* [GOAL OF THE EXERCISE]
Please write out the complete listing that follows, exactly as it reads.

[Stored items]
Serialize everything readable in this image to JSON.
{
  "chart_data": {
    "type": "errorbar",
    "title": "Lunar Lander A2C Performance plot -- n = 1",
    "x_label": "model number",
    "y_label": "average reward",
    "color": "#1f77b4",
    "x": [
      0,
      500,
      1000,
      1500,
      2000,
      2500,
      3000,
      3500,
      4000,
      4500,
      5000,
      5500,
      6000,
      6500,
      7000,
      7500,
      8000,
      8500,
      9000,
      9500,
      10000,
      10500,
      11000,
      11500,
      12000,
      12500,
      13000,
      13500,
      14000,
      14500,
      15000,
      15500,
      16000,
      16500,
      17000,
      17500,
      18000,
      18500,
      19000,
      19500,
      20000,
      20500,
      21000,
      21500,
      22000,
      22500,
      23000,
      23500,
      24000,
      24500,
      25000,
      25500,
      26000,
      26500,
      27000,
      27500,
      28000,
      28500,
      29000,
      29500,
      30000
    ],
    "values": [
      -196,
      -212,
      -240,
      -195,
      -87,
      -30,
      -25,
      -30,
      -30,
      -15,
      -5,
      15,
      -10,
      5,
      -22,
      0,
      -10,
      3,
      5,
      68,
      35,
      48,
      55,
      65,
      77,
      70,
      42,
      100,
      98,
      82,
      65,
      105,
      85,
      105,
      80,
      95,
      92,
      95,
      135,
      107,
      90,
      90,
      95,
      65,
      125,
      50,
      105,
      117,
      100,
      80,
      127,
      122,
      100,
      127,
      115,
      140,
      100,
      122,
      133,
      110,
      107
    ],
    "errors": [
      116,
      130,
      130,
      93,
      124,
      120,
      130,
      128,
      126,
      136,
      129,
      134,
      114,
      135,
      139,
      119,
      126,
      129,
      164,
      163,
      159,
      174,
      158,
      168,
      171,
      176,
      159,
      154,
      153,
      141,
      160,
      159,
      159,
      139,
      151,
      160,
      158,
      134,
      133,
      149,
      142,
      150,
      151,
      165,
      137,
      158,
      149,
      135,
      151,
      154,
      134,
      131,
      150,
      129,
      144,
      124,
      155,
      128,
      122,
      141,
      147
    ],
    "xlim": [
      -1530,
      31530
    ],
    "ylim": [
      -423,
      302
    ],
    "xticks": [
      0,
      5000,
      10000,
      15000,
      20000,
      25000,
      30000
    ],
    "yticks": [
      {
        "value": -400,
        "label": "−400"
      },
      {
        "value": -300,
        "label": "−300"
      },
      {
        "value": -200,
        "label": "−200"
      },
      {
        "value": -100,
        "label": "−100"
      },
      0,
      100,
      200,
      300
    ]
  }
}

* [COMPLETED EXERCISE]
Serialize everything readable in this image to JSON.
{
  "chart_data": {
    "type": "errorbar",
    "title": "Lunar Lander A2C Performance plot -- n = 1",
    "x_label": "model number",
    "y_label": "average reward",
    "color": "#1f77b4",
    "x": [
      0,
      500,
      1000,
      1500,
      2000,
      2500,
      3000,
      3500,
      4000,
      4500,
      5000,
      5500,
      6000,
      6500,
      7000,
      7500,
      8000,
      8500,
      9000,
      9500,
      10000,
      10500,
      11000,
      11500,
      12000,
      12500,
      13000,
      13500,
      14000,
      14500,
      15000,
      15500,
      16000,
      16500,
      17000,
      17500,
      18000,
      18500,
      19000,
      19500,
      20000,
      20500,
      21000,
      21500,
      22000,
      22500,
      23000,
      23500,
      24000,
      24500,
      25000,
      25500,
      26000,
      26500,
      27000,
      27500,
      28000,
      28500,
      29000,
      29500,
      30000
    ],
    "values": [
      -196,
      -212,
      -240,
      -195,
      -87,
      -30,
      -25,
      -30,
      -30,
      -15,
      -5,
      15,
      -10,
      5,
      -22,
      0,
      -10,
      3,
      5,
      68,
      35,
      48,
      55,
      65,
      77,
      70,
      42,
      100,
      98,
      82,
      65,
      105,
      85,
      105,
      80,
      95,
      92,
      95,
      135,
      107,
      90,
      90,
      95,
      65,
      125,
      50,
      105,
      117,
      100,
      80,
      127,
      122,
      100,
      127,
      115,
      140,
      100,
      122,
      133,
      110,
      107
    ],
    "errors": [
      116,
      130,
      130,
      93,
      124,
      120,
      130,
      128,
      126,
      136,
      129,
      134,
      114,
      135,
      139,
      119,
      126,
      129,
      164,
      163,
      159,
      174,
      158,
      168,
      171,
      176,
      159,
      154,
      153,
      141,
      160,
      159,
      159,
      139,
      151,
      160,
      158,
      134,
      133,
      149,
      142,
      150,
      151,
      165,
      137,
      158,
      149,
      135,
      151,
      154,
      134,
      131,
      150,
      129,
      144,
      124,
      155,
      128,
      122,
      141,
      147
    ],
    "xlim": [
      -1530,
      31530
    ],
    "ylim": [
      -423,
      302
    ],
    "xticks": [
      0,
      5000,
      10000,
      15000,
      20000,
      25000,
      30000
    ],
    "yticks": [
      {
        "value": -400,
        "label": "−400"
      },
      {
        "value": -300,
        "label": "−300"
      },
      {
        "value": -200,
        "label": "−200"
      },
      {
        "value": -100,
        "label": "−100"
      },
      0,
      100,
      200,
      300
    ]
  }
}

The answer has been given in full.